* **RECORDS PROVIDED**
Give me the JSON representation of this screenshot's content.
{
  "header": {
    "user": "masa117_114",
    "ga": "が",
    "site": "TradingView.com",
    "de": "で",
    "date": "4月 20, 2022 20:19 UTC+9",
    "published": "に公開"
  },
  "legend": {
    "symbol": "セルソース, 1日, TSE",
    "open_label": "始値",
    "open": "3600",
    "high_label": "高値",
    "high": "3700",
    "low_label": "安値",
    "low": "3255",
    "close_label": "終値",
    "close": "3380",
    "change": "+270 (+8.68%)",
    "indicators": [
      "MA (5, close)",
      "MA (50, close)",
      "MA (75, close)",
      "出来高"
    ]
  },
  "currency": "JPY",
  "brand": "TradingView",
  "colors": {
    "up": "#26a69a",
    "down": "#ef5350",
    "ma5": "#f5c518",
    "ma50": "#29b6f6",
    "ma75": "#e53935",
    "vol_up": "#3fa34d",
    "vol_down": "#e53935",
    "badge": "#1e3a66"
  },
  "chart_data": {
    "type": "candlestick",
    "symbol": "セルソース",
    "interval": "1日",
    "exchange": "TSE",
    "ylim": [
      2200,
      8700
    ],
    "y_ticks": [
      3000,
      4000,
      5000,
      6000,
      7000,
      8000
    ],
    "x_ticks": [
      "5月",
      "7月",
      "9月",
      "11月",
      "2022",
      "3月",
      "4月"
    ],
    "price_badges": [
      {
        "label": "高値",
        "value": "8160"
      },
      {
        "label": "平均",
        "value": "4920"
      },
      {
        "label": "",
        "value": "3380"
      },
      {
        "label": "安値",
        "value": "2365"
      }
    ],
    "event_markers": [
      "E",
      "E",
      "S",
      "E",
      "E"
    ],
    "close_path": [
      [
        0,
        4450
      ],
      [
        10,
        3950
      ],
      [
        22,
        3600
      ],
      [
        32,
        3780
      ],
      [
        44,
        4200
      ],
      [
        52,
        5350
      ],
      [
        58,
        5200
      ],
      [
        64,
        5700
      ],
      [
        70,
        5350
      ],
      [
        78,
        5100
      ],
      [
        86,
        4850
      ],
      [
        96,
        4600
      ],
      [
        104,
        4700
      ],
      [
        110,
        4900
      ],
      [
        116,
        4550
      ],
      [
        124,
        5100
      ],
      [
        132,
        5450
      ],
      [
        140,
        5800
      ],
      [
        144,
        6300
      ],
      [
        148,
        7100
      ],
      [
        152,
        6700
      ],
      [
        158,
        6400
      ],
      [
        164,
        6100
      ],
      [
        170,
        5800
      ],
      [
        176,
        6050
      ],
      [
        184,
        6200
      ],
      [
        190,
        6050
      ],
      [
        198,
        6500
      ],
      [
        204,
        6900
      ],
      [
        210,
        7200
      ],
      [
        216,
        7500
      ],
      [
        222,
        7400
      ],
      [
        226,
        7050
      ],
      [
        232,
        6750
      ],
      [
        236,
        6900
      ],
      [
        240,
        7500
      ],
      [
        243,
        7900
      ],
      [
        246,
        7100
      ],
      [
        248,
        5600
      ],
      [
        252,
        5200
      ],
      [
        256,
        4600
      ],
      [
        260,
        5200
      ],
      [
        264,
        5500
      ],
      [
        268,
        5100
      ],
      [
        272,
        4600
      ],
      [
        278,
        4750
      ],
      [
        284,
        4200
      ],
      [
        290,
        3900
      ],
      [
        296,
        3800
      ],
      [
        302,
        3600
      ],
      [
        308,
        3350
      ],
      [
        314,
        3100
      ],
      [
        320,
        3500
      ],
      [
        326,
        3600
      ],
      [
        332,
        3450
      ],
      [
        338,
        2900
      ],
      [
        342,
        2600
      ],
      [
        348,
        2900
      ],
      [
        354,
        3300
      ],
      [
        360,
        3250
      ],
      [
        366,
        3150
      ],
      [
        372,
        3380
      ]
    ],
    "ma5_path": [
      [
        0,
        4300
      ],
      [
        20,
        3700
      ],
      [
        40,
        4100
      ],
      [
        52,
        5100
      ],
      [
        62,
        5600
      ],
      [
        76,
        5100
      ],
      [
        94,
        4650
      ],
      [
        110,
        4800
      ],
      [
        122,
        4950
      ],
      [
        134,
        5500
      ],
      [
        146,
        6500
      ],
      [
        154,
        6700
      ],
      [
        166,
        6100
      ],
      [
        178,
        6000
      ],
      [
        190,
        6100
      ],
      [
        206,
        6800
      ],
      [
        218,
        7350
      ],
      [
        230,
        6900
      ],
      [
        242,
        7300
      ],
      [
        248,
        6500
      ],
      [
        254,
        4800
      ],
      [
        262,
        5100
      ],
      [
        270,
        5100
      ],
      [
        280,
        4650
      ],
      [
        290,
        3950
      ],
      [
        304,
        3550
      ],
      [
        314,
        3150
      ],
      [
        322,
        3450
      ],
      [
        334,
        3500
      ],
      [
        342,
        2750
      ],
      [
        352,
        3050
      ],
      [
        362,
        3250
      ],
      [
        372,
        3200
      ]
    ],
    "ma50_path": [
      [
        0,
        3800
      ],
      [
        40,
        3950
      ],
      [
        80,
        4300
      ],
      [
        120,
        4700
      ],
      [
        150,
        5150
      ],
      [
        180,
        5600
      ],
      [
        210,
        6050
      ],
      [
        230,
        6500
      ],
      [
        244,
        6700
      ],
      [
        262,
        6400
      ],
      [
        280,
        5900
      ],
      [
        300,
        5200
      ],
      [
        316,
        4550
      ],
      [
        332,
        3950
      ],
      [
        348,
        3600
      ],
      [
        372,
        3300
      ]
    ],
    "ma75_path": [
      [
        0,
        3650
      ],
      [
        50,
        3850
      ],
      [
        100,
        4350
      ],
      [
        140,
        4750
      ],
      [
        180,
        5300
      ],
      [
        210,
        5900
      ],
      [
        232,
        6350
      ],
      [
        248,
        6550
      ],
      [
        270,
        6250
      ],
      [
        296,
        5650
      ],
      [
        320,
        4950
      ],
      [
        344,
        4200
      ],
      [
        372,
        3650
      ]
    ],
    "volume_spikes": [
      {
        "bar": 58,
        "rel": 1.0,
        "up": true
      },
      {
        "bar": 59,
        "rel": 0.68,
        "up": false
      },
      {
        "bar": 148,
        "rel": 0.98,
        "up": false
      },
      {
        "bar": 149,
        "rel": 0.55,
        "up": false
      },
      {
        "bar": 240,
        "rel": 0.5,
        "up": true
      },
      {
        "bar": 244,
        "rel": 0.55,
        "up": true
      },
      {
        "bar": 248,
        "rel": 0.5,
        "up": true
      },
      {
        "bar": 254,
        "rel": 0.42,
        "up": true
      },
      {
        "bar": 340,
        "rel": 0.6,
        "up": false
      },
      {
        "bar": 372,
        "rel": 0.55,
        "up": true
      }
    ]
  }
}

* **GOAL**
Copy out every entry again, exactly as it was given.

* **RESPONSE TO THIS TASK**
Give me the JSON representation of this screenshot's content.
{
  "header": {
    "user": "masa117_114",
    "ga": "が",
    "site": "TradingView.com",
    "de": "で",
    "date": "4月 20, 2022 20:19 UTC+9",
    "published": "に公開"
  },
  "legend": {
    "symbol": "セルソース, 1日, TSE",
    "open_label": "始値",
    "open": "3600",
    "high_label": "高値",
    "high": "3700",
    "low_label": "安値",
    "low": "3255",
    "close_label": "終値",
    "close": "3380",
    "change": "+270 (+8.68%)",
    "indicators": [
      "MA (5, close)",
      "MA (50, close)",
      "MA (75, close)",
      "出来高"
    ]
  },
  "currency": "JPY",
  "brand": "TradingView",
  "colors": {
    "up": "#26a69a",
    "down": "#ef5350",
    "ma5": "#f5c518",
    "ma50": "#29b6f6",
    "ma75": "#e53935",
    "vol_up": "#3fa34d",
    "vol_down": "#e53935",
    "badge": "#1e3a66"
  },
  "chart_data": {
    "type": "candlestick",
    "symbol": "セルソース",
    "interval": "1日",
    "exchange": "TSE",
    "ylim": [
      2200,
      8700
    ],
    "y_ticks": [
      3000,
      4000,
      5000,
      6000,
      7000,
      8000
    ],
    "x_ticks": [
      "5月",
      "7月",
      "9月",
      "11月",
      "2022",
      "3月",
      "4月"
    ],
    "price_badges": [
      {
        "label": "高値",
        "value": "8160"
      },
      {
        "label": "平均",
        "value": "4920"
      },
      {
        "label": "",
        "value": "3380"
      },
      {
        "label": "安値",
        "value": "2365"
      }
    ],
    "event_markers": [
      "E",
      "E",
      "S",
      "E",
      "E"
    ],
    "close_path": [
      [
        0,
        4450
      ],
      [
        10,
        3950
      ],
      [
        22,
        3600
      ],
      [
        32,
        3780
      ],
      [
        44,
        4200
      ],
      [
        52,
        5350
      ],
      [
        58,
        5200
      ],
      [
        64,
        5700
      ],
      [
        70,
        5350
      ],
      [
        78,
        5100
      ],
      [
        86,
        4850
      ],
      [
        96,
        4600
      ],
      [
        104,
        4700
      ],
      [
        110,
        4900
      ],
      [
        116,
        4550
      ],
      [
        124,
        5100
      ],
      [
        132,
        5450
      ],
      [
        140,
        5800
      ],
      [
        144,
        6300
      ],
      [
        148,
        7100
      ],
      [
        152,
        6700
      ],
      [
        158,
        6400
      ],
      [
        164,
        6100
      ],
      [
        170,
        5800
      ],
      [
        176,
        6050
      ],
      [
        184,
        6200
      ],
      [
        190,
        6050
      ],
      [
        198,
        6500
      ],
      [
        204,
        6900
      ],
      [
        210,
        7200
      ],
      [
        216,
        7500
      ],
      [
        222,
        7400
      ],
      [
        226,
        7050
      ],
      [
        232,
        6750
      ],
      [
        236,
        6900
      ],
      [
        240,
        7500
      ],
      [
        243,
        7900
      ],
      [
        246,
        7100
      ],
      [
        248,
        5600
      ],
      [
        252,
        5200
      ],
      [
        256,
        4600
      ],
      [
        260,
        5200
      ],
      [
        264,
        5500
      ],
      [
        268,
        5100
      ],
      [
        272,
        4600
      ],
      [
        278,
        4750
      ],
      [
        284,
        4200
      ],
      [
        290,
        3900
      ],
      [
        296,
        3800
      ],
      [
        302,
        3600
      ],
      [
        308,
        3350
      ],
      [
        314,
        3100
      ],
      [
        320,
        3500
      ],
      [
        326,
        3600
      ],
      [
        332,
        3450
      ],
      [
        338,
        2900
      ],
      [
        342,
        2600
      ],
      [
        348,
        2900
      ],
      [
        354,
        3300
      ],
      [
        360,
        3250
      ],
      [
        366,
        3150
      ],
      [
        372,
        3380
      ]
    ],
    "ma5_path": [
      [
        0,
        4300
      ],
      [
        20,
        3700
      ],
      [
        40,
        4100
      ],
      [
        52,
        5100
      ],
      [
        62,
        5600
      ],
      [
        76,
        5100
      ],
      [
        94,
        4650
      ],
      [
        110,
        4800
      ],
      [
        122,
        4950
      ],
      [
        134,
        5500
      ],
      [
        146,
        6500
      ],
      [
        154,
        6700
      ],
      [
        166,
        6100
      ],
      [
        178,
        6000
      ],
      [
        190,
        6100
      ],
      [
        206,
        6800
      ],
      [
        218,
        7350
      ],
      [
        230,
        6900
      ],
      [
        242,
        7300
      ],
      [
        248,
        6500
      ],
      [
        254,
        4800
      ],
      [
        262,
        5100
      ],
      [
        270,
        5100
      ],
      [
        280,
        4650
      ],
      [
        290,
        3950
      ],
      [
        304,
        3550
      ],
      [
        314,
        3150
      ],
      [
        322,
        3450
      ],
      [
        334,
        3500
      ],
      [
        342,
        2750
      ],
      [
        352,
        3050
      ],
      [
        362,
        3250
      ],
      [
        372,
        3200
      ]
    ],
    "ma50_path": [
      [
        0,
        3800
      ],
      [
        40,
        3950
      ],
      [
        80,
        4300
      ],
      [
        120,
        4700
      ],
      [
        150,
        5150
      ],
      [
        180,
        5600
      ],
      [
        210,
        6050
      ],
      [
        230,
        6500
      ],
      [
        244,
        6700
      ],
      [
        262,
        6400
      ],
      [
        280,
        5900
      ],
      [
        300,
        5200
      ],
      [
        316,
        4550
      ],
      [
        332,
        3950
      ],
      [
        348,
        3600
      ],
      [
        372,
        3300
      ]
    ],
    "ma75_path": [
      [
        0,
        3650
      ],
      [
        50,
        3850
      ],
      [
        100,
        4350
      ],
      [
        140,
        4750
      ],
      [
        180,
        5300
      ],
      [
        210,
        5900
      ],
      [
        232,
        6350
      ],
      [
        248,
        6550
      ],
      [
        270,
        6250
      ],
      [
        296,
        5650
      ],
      [
        320,
        4950
      ],
      [
        344,
        4200
      ],
      [
        372,
        3650
      ]
    ],
    "volume_spikes": [
      {
        "bar": 58,
        "rel": 1.0,
        "up": true
      },
      {
        "bar": 59,
        "rel": 0.68,
        "up": false
      },
      {
        "bar": 148,
        "rel": 0.98,
        "up": false
      },
      {
        "bar": 149,
        "rel": 0.55,
        "up": false
      },
      {
        "bar": 240,
        "rel": 0.5,
        "up": true
      },
      {
        "bar": 244,
        "rel": 0.55,
        "up": true
      },
      {
        "bar": 248,
        "rel": 0.5,
        "up": true
      },
      {
        "bar": 254,
        "rel": 0.42,
        "up": true
      },
      {
        "bar": 340,
        "rel": 0.6,
        "up": false
      },
      {
        "bar": 372,
        "rel": 0.55,
        "up": true
      }
    ]
  }
}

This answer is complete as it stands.